- Your task
Extract every line that includes the string "ratio".

### Source records

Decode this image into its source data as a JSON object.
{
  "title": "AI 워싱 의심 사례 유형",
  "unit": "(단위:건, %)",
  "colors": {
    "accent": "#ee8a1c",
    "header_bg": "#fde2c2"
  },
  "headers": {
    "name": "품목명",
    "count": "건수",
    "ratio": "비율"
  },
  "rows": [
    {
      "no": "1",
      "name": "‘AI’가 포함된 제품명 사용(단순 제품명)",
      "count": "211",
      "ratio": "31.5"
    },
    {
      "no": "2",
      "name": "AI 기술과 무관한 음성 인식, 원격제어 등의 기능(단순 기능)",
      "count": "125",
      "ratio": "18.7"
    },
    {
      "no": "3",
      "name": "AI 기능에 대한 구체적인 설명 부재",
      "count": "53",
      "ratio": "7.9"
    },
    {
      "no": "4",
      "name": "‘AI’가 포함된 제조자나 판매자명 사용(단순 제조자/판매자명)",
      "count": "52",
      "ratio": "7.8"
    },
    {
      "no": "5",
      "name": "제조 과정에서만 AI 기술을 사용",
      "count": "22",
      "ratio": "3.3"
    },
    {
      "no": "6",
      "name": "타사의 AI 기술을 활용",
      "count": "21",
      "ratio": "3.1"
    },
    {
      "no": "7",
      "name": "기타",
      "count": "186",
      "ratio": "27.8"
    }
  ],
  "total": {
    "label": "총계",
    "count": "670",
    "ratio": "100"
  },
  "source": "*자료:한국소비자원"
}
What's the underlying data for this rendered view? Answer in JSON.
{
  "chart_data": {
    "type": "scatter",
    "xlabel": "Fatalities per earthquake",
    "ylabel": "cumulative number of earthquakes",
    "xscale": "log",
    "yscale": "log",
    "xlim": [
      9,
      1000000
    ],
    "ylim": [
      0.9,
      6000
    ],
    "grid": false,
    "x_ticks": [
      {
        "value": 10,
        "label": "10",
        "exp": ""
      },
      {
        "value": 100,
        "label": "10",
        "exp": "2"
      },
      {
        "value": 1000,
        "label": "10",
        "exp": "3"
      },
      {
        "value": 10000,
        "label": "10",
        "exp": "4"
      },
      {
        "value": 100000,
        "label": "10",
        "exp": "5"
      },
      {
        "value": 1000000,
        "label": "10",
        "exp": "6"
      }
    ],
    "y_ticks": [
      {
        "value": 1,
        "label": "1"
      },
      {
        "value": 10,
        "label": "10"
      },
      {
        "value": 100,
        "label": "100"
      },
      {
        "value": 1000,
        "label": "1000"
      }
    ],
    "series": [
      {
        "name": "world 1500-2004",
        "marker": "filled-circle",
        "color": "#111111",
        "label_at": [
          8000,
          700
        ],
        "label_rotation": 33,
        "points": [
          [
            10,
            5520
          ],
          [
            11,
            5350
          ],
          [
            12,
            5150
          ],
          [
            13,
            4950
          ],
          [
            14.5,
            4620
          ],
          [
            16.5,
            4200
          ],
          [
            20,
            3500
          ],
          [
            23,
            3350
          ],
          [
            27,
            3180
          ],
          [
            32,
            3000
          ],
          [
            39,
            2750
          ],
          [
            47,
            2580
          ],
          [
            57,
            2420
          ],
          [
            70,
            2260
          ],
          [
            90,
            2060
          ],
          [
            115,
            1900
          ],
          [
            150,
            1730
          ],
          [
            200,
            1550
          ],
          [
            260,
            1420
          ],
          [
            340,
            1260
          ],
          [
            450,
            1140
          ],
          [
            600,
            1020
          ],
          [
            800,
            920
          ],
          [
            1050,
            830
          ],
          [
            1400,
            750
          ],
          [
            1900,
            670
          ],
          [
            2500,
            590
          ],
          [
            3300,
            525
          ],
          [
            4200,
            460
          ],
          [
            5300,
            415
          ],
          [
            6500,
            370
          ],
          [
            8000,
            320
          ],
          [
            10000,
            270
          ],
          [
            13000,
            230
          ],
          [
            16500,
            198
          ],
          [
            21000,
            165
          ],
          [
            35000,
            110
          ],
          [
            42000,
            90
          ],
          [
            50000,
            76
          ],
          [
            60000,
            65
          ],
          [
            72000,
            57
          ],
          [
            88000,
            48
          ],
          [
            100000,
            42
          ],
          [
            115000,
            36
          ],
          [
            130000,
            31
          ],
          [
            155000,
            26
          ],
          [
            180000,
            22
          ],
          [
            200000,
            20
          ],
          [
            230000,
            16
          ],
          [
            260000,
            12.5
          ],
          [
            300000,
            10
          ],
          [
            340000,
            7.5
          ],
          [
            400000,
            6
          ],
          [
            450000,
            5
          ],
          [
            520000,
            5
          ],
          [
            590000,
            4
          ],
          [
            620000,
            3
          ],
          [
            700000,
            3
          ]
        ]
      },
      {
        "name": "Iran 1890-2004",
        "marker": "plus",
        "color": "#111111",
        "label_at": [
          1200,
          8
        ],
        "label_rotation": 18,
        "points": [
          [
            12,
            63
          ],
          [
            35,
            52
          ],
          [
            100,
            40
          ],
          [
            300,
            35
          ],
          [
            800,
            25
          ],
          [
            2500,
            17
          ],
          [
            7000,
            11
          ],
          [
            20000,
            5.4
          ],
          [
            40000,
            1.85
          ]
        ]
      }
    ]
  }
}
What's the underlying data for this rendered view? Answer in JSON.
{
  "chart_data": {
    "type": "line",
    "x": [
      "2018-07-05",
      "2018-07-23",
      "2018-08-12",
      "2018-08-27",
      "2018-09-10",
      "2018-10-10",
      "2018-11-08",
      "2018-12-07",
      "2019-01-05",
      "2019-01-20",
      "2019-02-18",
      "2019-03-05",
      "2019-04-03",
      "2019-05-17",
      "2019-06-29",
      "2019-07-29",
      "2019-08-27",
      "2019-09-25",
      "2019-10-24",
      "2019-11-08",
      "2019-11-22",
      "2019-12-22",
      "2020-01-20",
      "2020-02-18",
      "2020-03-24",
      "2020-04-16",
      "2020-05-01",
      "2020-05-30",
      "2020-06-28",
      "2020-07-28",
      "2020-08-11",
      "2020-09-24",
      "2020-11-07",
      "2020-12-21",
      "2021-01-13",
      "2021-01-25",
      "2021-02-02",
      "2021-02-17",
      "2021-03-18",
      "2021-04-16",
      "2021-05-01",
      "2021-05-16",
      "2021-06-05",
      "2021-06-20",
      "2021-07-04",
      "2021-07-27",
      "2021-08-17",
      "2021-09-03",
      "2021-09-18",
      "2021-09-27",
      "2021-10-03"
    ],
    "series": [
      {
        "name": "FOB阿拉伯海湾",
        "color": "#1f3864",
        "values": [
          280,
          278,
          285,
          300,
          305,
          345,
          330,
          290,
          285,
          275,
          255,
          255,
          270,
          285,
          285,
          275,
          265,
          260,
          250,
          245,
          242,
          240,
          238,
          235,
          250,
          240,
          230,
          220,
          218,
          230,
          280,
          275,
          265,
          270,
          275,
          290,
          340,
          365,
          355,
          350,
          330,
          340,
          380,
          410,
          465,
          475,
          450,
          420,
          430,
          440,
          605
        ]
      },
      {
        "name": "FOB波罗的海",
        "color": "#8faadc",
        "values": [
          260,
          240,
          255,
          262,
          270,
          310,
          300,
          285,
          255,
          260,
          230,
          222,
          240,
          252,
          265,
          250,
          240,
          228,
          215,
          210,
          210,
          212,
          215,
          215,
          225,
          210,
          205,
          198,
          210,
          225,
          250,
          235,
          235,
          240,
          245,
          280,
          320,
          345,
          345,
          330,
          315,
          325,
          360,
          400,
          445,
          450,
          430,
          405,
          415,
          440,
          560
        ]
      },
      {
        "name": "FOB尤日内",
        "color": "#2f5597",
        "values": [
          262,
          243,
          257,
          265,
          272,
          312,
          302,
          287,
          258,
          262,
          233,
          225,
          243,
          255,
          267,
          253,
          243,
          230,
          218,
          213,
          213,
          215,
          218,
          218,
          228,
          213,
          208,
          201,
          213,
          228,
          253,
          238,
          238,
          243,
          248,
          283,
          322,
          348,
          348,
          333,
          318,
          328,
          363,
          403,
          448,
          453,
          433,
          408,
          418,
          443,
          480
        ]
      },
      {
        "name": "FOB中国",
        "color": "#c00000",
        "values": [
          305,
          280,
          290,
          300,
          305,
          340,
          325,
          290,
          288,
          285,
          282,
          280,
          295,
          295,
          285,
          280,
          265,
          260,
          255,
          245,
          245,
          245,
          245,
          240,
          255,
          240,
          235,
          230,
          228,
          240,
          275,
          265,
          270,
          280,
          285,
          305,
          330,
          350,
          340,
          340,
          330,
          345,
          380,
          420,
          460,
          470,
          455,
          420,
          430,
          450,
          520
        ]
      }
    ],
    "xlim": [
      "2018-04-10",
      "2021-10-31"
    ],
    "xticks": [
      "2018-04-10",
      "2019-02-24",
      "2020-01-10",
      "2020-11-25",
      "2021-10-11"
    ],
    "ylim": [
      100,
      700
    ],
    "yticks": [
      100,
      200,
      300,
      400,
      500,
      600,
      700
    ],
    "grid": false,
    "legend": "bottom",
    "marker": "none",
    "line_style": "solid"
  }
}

######

- Answer to the exercise
    "ratio": "비율"
      "ratio": "31.5"
      "ratio": "18.7"
      "ratio": "7.9"
      "ratio": "7.8"
      "ratio": "3.3"
      "ratio": "3.1"
      "ratio": "27.8"
    "ratio": "100"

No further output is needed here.